_What to produce_. Pictures do not belong in the copy, so please give every entry below again exactly.

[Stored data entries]
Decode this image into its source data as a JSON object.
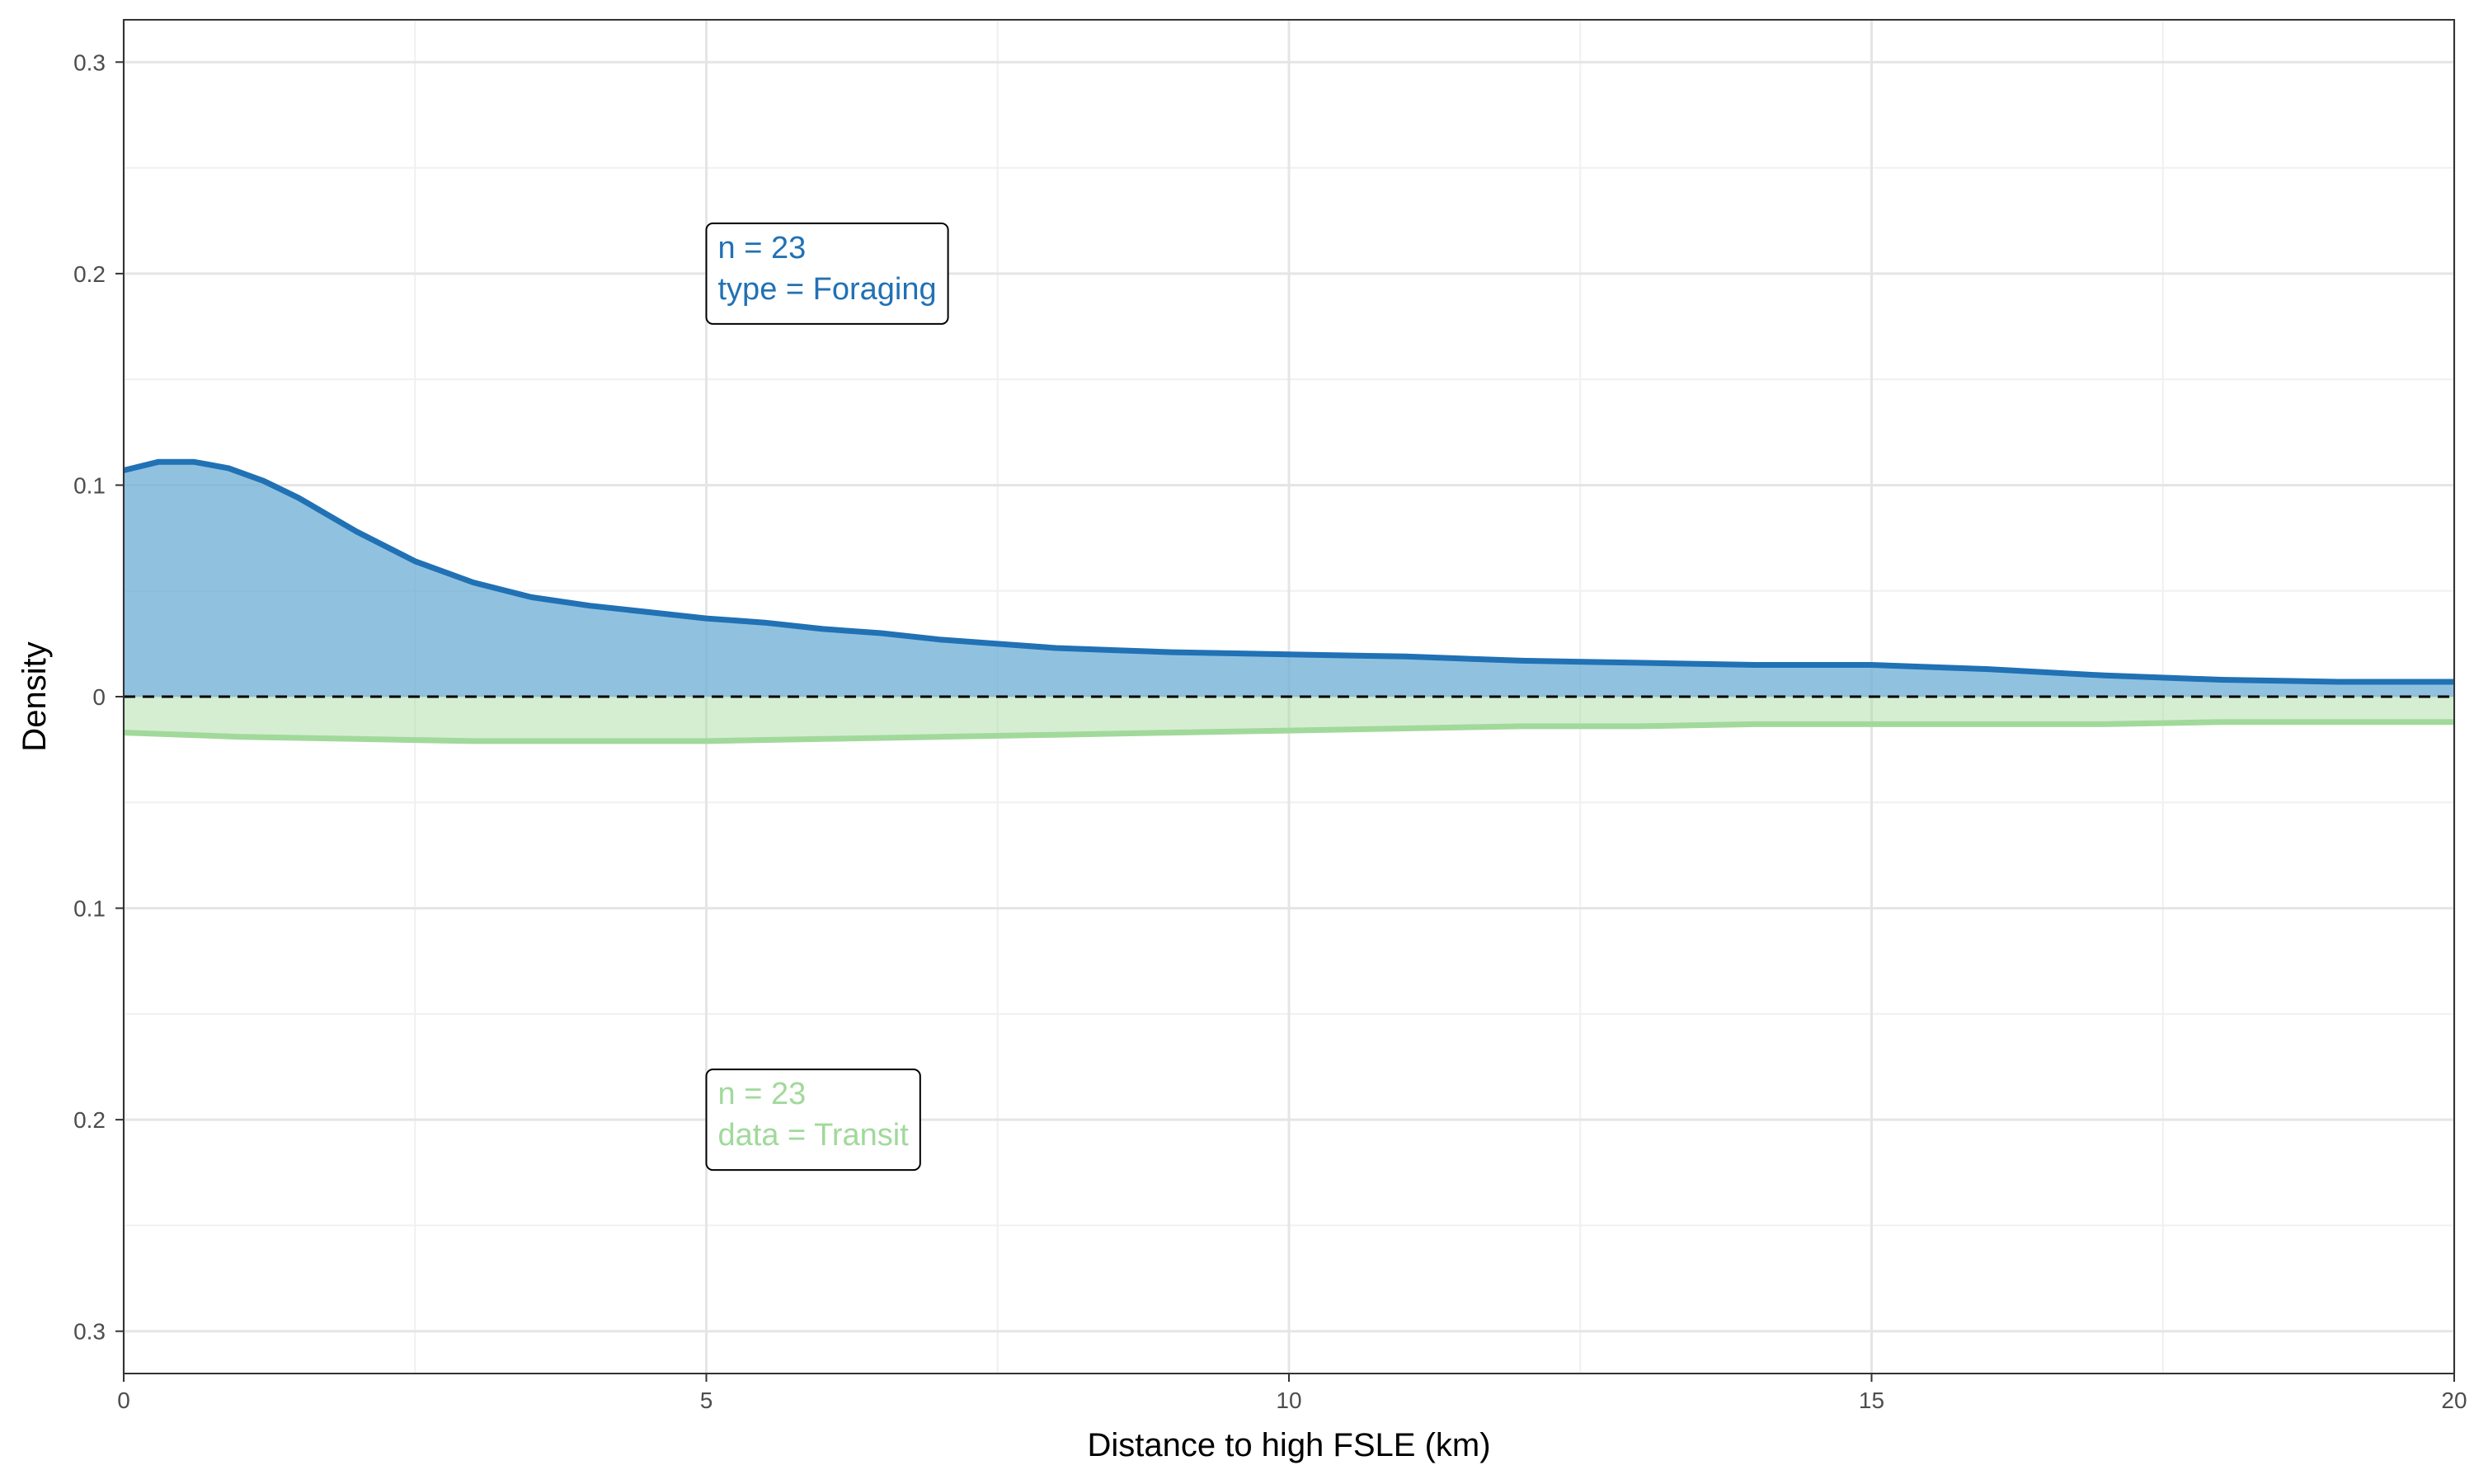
{
  "chart_data": {
    "type": "area",
    "xlabel": "Distance to high FSLE (km)",
    "ylabel": "Density",
    "xlim": [
      0,
      20
    ],
    "ylim": [
      -0.32,
      0.32
    ],
    "x_ticks": [
      {
        "value": 0,
        "label": "0"
      },
      {
        "value": 5,
        "label": "5"
      },
      {
        "value": 10,
        "label": "10"
      },
      {
        "value": 15,
        "label": "15"
      },
      {
        "value": 20,
        "label": "20"
      }
    ],
    "y_ticks": [
      {
        "value": 0.3,
        "label": "0.3"
      },
      {
        "value": 0.2,
        "label": "0.2"
      },
      {
        "value": 0.1,
        "label": "0.1"
      },
      {
        "value": 0,
        "label": "0"
      },
      {
        "value": -0.1,
        "label": "0.1"
      },
      {
        "value": -0.2,
        "label": "0.2"
      },
      {
        "value": -0.3,
        "label": "0.3"
      }
    ],
    "grid": true,
    "zero_line": "dashed",
    "series": [
      {
        "direction": "up",
        "line_color": "#2171b5",
        "fill_color": "#6baed6",
        "x": [
          0,
          0.3,
          0.6,
          0.9,
          1.2,
          1.5,
          2,
          2.5,
          3,
          3.5,
          4,
          4.5,
          5,
          5.5,
          6,
          6.5,
          7,
          7.5,
          8,
          8.5,
          9,
          10,
          11,
          12,
          13,
          14,
          15,
          16,
          17,
          18,
          19,
          20
        ],
        "y": [
          0.107,
          0.111,
          0.111,
          0.108,
          0.102,
          0.094,
          0.078,
          0.064,
          0.054,
          0.047,
          0.043,
          0.04,
          0.037,
          0.035,
          0.032,
          0.03,
          0.027,
          0.025,
          0.023,
          0.022,
          0.021,
          0.02,
          0.019,
          0.017,
          0.016,
          0.015,
          0.015,
          0.013,
          0.01,
          0.008,
          0.007,
          0.007
        ]
      },
      {
        "direction": "down",
        "line_color": "#a1d99b",
        "fill_color": "#a1d99b",
        "x": [
          0,
          1,
          2,
          3,
          4,
          5,
          6,
          7,
          8,
          9,
          10,
          11,
          12,
          13,
          14,
          15,
          16,
          17,
          18,
          19,
          20
        ],
        "y": [
          0.017,
          0.019,
          0.02,
          0.021,
          0.021,
          0.021,
          0.02,
          0.019,
          0.018,
          0.017,
          0.016,
          0.015,
          0.014,
          0.014,
          0.013,
          0.013,
          0.013,
          0.013,
          0.012,
          0.012,
          0.012
        ]
      }
    ],
    "annotations": [
      {
        "lines": [
          "n = 23",
          "type = Foraging"
        ],
        "color": "#2171b5",
        "x": 5,
        "y": 0.2
      },
      {
        "lines": [
          "n = 23",
          "data = Transit"
        ],
        "color": "#a1d99b",
        "x": 5,
        "y": -0.2
      }
    ]
  }
}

_Solution to this task_.
Decode this image into its source data as a JSON object.
{
  "chart_data": {
    "type": "area",
    "xlabel": "Distance to high FSLE (km)",
    "ylabel": "Density",
    "xlim": [
      0,
      20
    ],
    "ylim": [
      -0.32,
      0.32
    ],
    "x_ticks": [
      {
        "value": 0,
        "label": "0"
      },
      {
        "value": 5,
        "label": "5"
      },
      {
        "value": 10,
        "label": "10"
      },
      {
        "value": 15,
        "label": "15"
      },
      {
        "value": 20,
        "label": "20"
      }
    ],
    "y_ticks": [
      {
        "value": 0.3,
        "label": "0.3"
      },
      {
        "value": 0.2,
        "label": "0.2"
      },
      {
        "value": 0.1,
        "label": "0.1"
      },
      {
        "value": 0,
        "label": "0"
      },
      {
        "value": -0.1,
        "label": "0.1"
      },
      {
        "value": -0.2,
        "label": "0.2"
      },
      {
        "value": -0.3,
        "label": "0.3"
      }
    ],
    "grid": true,
    "zero_line": "dashed",
    "series": [
      {
        "direction": "up",
        "line_color": "#2171b5",
        "fill_color": "#6baed6",
        "x": [
          0,
          0.3,
          0.6,
          0.9,
          1.2,
          1.5,
          2,
          2.5,
          3,
          3.5,
          4,
          4.5,
          5,
          5.5,
          6,
          6.5,
          7,
          7.5,
          8,
          8.5,
          9,
          10,
          11,
          12,
          13,
          14,
          15,
          16,
          17,
          18,
          19,
          20
        ],
        "y": [
          0.107,
          0.111,
          0.111,
          0.108,
          0.102,
          0.094,
          0.078,
          0.064,
          0.054,
          0.047,
          0.043,
          0.04,
          0.037,
          0.035,
          0.032,
          0.03,
          0.027,
          0.025,
          0.023,
          0.022,
          0.021,
          0.02,
          0.019,
          0.017,
          0.016,
          0.015,
          0.015,
          0.013,
          0.01,
          0.008,
          0.007,
          0.007
        ]
      },
      {
        "direction": "down",
        "line_color": "#a1d99b",
        "fill_color": "#a1d99b",
        "x": [
          0,
          1,
          2,
          3,
          4,
          5,
          6,
          7,
          8,
          9,
          10,
          11,
          12,
          13,
          14,
          15,
          16,
          17,
          18,
          19,
          20
        ],
        "y": [
          0.017,
          0.019,
          0.02,
          0.021,
          0.021,
          0.021,
          0.02,
          0.019,
          0.018,
          0.017,
          0.016,
          0.015,
          0.014,
          0.014,
          0.013,
          0.013,
          0.013,
          0.013,
          0.012,
          0.012,
          0.012
        ]
      }
    ],
    "annotations": [
      {
        "lines": [
          "n = 23",
          "type = Foraging"
        ],
        "color": "#2171b5",
        "x": 5,
        "y": 0.2
      },
      {
        "lines": [
          "n = 23",
          "data = Transit"
        ],
        "color": "#a1d99b",
        "x": 5,
        "y": -0.2
      }
    ]
  }
}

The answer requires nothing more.